━━━ Supplied information
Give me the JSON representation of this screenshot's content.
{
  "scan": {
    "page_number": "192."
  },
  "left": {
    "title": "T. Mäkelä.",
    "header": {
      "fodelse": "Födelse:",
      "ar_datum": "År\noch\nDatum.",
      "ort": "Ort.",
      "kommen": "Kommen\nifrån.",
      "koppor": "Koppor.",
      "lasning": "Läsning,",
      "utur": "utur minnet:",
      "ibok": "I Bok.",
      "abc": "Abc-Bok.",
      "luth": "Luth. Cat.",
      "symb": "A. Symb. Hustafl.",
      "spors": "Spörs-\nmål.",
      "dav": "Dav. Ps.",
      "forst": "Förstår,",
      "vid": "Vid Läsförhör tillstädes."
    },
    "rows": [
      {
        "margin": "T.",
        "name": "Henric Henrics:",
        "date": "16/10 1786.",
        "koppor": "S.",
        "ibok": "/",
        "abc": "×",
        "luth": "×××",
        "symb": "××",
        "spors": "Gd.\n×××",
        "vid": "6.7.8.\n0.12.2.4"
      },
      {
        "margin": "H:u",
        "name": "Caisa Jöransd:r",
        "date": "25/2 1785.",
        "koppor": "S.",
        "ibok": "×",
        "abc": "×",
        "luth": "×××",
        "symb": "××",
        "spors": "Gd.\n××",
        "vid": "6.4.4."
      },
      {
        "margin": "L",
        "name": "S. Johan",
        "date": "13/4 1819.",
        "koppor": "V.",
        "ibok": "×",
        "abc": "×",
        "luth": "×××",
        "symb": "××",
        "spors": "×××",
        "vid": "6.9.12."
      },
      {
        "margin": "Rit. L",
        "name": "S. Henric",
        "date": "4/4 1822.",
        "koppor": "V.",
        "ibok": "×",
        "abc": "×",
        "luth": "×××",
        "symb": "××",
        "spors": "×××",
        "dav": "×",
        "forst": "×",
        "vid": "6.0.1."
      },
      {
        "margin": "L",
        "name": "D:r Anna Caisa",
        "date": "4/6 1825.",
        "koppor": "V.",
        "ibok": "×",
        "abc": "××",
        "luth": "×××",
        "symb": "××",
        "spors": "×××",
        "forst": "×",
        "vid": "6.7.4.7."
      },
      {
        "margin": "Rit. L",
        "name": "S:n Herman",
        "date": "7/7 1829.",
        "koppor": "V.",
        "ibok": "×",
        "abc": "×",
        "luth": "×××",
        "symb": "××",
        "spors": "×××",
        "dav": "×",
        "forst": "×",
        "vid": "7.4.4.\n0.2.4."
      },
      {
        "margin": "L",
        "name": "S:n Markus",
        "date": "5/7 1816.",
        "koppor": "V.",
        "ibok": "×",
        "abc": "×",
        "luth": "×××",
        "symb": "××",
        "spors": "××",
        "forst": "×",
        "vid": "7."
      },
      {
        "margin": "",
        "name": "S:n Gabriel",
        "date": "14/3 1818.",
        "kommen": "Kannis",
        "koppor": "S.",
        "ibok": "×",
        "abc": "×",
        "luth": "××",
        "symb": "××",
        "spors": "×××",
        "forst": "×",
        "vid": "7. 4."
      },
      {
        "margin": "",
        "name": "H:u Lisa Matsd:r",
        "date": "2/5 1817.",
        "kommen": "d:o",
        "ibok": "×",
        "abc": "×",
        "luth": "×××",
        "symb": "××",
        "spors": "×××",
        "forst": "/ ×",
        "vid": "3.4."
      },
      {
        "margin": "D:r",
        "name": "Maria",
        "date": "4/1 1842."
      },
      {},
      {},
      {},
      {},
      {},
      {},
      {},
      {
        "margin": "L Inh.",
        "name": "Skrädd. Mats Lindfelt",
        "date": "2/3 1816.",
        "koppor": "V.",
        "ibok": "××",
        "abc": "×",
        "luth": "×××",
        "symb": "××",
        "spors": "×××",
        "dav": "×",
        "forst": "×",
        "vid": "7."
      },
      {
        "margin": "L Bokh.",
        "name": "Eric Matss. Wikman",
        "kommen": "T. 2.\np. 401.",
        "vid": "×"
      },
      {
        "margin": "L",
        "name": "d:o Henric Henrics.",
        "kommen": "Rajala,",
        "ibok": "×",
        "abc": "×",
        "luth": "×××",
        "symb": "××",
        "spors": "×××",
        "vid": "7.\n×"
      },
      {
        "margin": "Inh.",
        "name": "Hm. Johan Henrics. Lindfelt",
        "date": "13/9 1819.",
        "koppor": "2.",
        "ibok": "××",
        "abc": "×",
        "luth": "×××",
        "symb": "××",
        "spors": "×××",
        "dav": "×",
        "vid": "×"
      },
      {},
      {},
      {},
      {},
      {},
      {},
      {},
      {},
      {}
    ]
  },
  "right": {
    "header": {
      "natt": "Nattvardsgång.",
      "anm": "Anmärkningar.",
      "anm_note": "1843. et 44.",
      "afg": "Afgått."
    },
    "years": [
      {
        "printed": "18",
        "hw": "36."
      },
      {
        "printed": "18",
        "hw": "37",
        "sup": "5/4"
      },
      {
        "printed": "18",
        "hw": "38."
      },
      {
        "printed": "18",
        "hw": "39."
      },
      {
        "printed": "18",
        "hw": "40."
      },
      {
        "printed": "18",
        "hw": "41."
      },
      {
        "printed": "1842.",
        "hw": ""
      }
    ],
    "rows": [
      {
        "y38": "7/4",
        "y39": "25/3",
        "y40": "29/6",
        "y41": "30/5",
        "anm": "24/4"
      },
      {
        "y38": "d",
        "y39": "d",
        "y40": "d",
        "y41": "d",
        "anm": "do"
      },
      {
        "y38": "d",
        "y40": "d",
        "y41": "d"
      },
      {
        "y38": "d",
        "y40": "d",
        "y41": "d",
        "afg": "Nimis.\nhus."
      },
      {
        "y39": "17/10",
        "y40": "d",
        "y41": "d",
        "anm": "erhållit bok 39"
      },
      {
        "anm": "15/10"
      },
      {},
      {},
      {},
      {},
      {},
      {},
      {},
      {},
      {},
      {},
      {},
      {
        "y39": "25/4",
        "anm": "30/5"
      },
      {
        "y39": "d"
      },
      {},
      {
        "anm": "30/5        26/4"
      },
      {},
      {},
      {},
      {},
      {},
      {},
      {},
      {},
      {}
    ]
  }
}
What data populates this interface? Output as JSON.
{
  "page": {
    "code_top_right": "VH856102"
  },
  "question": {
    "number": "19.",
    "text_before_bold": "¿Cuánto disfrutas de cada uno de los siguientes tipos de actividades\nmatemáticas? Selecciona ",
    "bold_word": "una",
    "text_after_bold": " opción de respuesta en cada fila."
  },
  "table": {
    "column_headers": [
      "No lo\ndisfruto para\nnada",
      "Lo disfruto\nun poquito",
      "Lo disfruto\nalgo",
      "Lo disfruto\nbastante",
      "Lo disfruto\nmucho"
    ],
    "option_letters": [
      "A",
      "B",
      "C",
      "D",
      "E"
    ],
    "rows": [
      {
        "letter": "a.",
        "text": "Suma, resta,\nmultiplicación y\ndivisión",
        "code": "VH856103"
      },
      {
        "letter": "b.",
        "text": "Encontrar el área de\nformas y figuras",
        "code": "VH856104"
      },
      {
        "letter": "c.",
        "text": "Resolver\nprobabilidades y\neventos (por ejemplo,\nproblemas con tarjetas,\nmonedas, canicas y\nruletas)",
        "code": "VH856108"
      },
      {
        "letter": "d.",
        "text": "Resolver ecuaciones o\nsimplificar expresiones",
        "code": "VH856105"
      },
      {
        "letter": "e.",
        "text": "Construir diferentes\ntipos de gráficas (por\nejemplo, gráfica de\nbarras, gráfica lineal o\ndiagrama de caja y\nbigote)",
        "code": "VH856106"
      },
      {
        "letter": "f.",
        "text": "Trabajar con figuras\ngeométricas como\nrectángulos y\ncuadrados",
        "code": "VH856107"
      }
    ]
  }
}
━━━━━━
Instruction »
Identify and copy all lines with the word "Caisa".

Final answer »
        "name": "Caisa Jöransd:r",
        "name": "D:r Anna Caisa",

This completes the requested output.